**Listing:**
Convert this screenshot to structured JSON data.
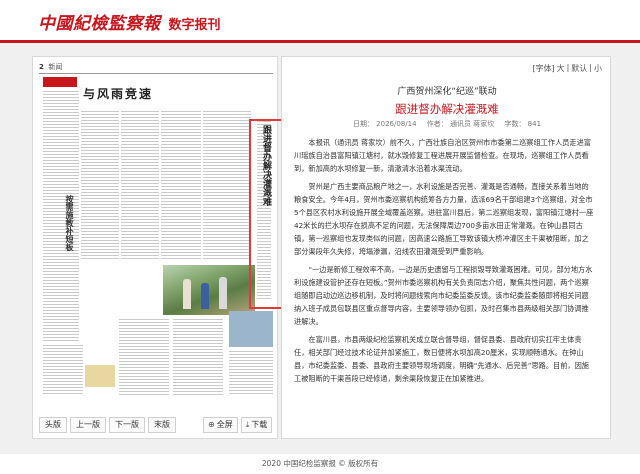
{
  "header": {
    "logo": "中國紀檢監察報",
    "subtitle": "数字报刊"
  },
  "paper": {
    "page_label": "2",
    "page_name": "新闻",
    "headline": "与风雨竞速",
    "left_tag": "一线观察",
    "left_vertical_title": "按需施教补短板",
    "highlight_vertical_title": "跟进督办解决灌溉难",
    "pager": {
      "first": "头版",
      "prev": "上一版",
      "next": "下一版",
      "last": "末版",
      "zoom": "全屏",
      "download": "下载"
    }
  },
  "article": {
    "font_controls": [
      "[字体]",
      "大",
      "|",
      "默认",
      "|",
      "小"
    ],
    "overline": "广西贺州深化“纪巡”联动",
    "headline": "跟进督办解决灌溉难",
    "meta": {
      "date": "日期：  2026/08/14",
      "author": "作者：  通讯员 蒋家坎",
      "words": "字数：  841"
    },
    "paragraphs": [
      "本报讯（通讯员 蒋家坎）前不久，广西壮族自治区贺州市市委第二巡察组工作人员走进富川瑶族自治县富阳镇江塘村，就水毁修复工程进展开展监督检查。在现场，巡察组工作人员看到，新加高的水坝修复一新，清澈清水沿着水渠流动。",
      "贺州是广西主要商品粮产地之一，水利设施是否完善、灌溉是否通畅，直接关系着当地的粮食安全。今年4月，贺州市委巡察机构统筹各方力量，选派69名干部组建3个巡察组，对全市5个县区农村水利设施开展全域覆盖巡察。进驻富川县后，第二巡察组发现，富阳镇江塘村一座42米长的拦水坝存在损高不足的问题，无法保障周边700多亩水田正常灌溉。在钟山县同古镇，第一巡察组也发现类似的问题，因高速公路施工导致该镇大桥冲灌区主干渠被阻断，加之部分渠段年久失修，垮塌渗漏，沿线农田灌溉受到严重影响。",
      "“一边是新修工程效率不高，一边是历史遗留与工程损毁导致灌溉困难。可见，部分地方水利设施建设管护还存在短板。”贺州市委巡察机构有关负责同志介绍，聚焦共性问题，两个巡察组随即启动边巡边移机制，及时将问题线索向市纪委监委反馈。该市纪委监委随即将相关问题纳入班子成员包联县区重点督导内容，主要领导领办包抓，及时召集市县两级相关部门协调推进解决。",
      "在富川县，市县两级纪检监察机关成立联合督导组，督促县委、县政府切实扛牢主体责任，相关部门经过技术论证并加紧施工，数日便将水坝加高20厘米，实现顺畅通水。在钟山县，市纪委监委、县委、县政府主要领导现场调度，明确“先通水、后完善”思路。目前，因施工被阻断的干渠首段已经修通，剩余渠段恢复正在加紧推进。"
    ]
  },
  "footer": {
    "copyright": "2020 中国纪检监察报 © 版权所有"
  },
  "colors": {
    "brand_red": "#c8161d",
    "highlight_border": "#e23a3a"
  }
}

**Required task:**
Print every entry exactly as written, without the pictures.

**Response to this exercise:**
Convert this screenshot to structured JSON data.
{
  "header": {
    "logo": "中國紀檢監察報",
    "subtitle": "数字报刊"
  },
  "paper": {
    "page_label": "2",
    "page_name": "新闻",
    "headline": "与风雨竞速",
    "left_tag": "一线观察",
    "left_vertical_title": "按需施教补短板",
    "highlight_vertical_title": "跟进督办解决灌溉难",
    "pager": {
      "first": "头版",
      "prev": "上一版",
      "next": "下一版",
      "last": "末版",
      "zoom": "全屏",
      "download": "下载"
    }
  },
  "article": {
    "font_controls": [
      "[字体]",
      "大",
      "|",
      "默认",
      "|",
      "小"
    ],
    "overline": "广西贺州深化“纪巡”联动",
    "headline": "跟进督办解决灌溉难",
    "meta": {
      "date": "日期：  2026/08/14",
      "author": "作者：  通讯员 蒋家坎",
      "words": "字数：  841"
    },
    "paragraphs": [
      "本报讯（通讯员 蒋家坎）前不久，广西壮族自治区贺州市市委第二巡察组工作人员走进富川瑶族自治县富阳镇江塘村，就水毁修复工程进展开展监督检查。在现场，巡察组工作人员看到，新加高的水坝修复一新，清澈清水沿着水渠流动。",
      "贺州是广西主要商品粮产地之一，水利设施是否完善、灌溉是否通畅，直接关系着当地的粮食安全。今年4月，贺州市委巡察机构统筹各方力量，选派69名干部组建3个巡察组，对全市5个县区农村水利设施开展全域覆盖巡察。进驻富川县后，第二巡察组发现，富阳镇江塘村一座42米长的拦水坝存在损高不足的问题，无法保障周边700多亩水田正常灌溉。在钟山县同古镇，第一巡察组也发现类似的问题，因高速公路施工导致该镇大桥冲灌区主干渠被阻断，加之部分渠段年久失修，垮塌渗漏，沿线农田灌溉受到严重影响。",
      "“一边是新修工程效率不高，一边是历史遗留与工程损毁导致灌溉困难。可见，部分地方水利设施建设管护还存在短板。”贺州市委巡察机构有关负责同志介绍，聚焦共性问题，两个巡察组随即启动边巡边移机制，及时将问题线索向市纪委监委反馈。该市纪委监委随即将相关问题纳入班子成员包联县区重点督导内容，主要领导领办包抓，及时召集市县两级相关部门协调推进解决。",
      "在富川县，市县两级纪检监察机关成立联合督导组，督促县委、县政府切实扛牢主体责任，相关部门经过技术论证并加紧施工，数日便将水坝加高20厘米，实现顺畅通水。在钟山县，市纪委监委、县委、县政府主要领导现场调度，明确“先通水、后完善”思路。目前，因施工被阻断的干渠首段已经修通，剩余渠段恢复正在加紧推进。"
    ]
  },
  "footer": {
    "copyright": "2020 中国纪检监察报 © 版权所有"
  },
  "colors": {
    "brand_red": "#c8161d",
    "highlight_border": "#e23a3a"
  }
}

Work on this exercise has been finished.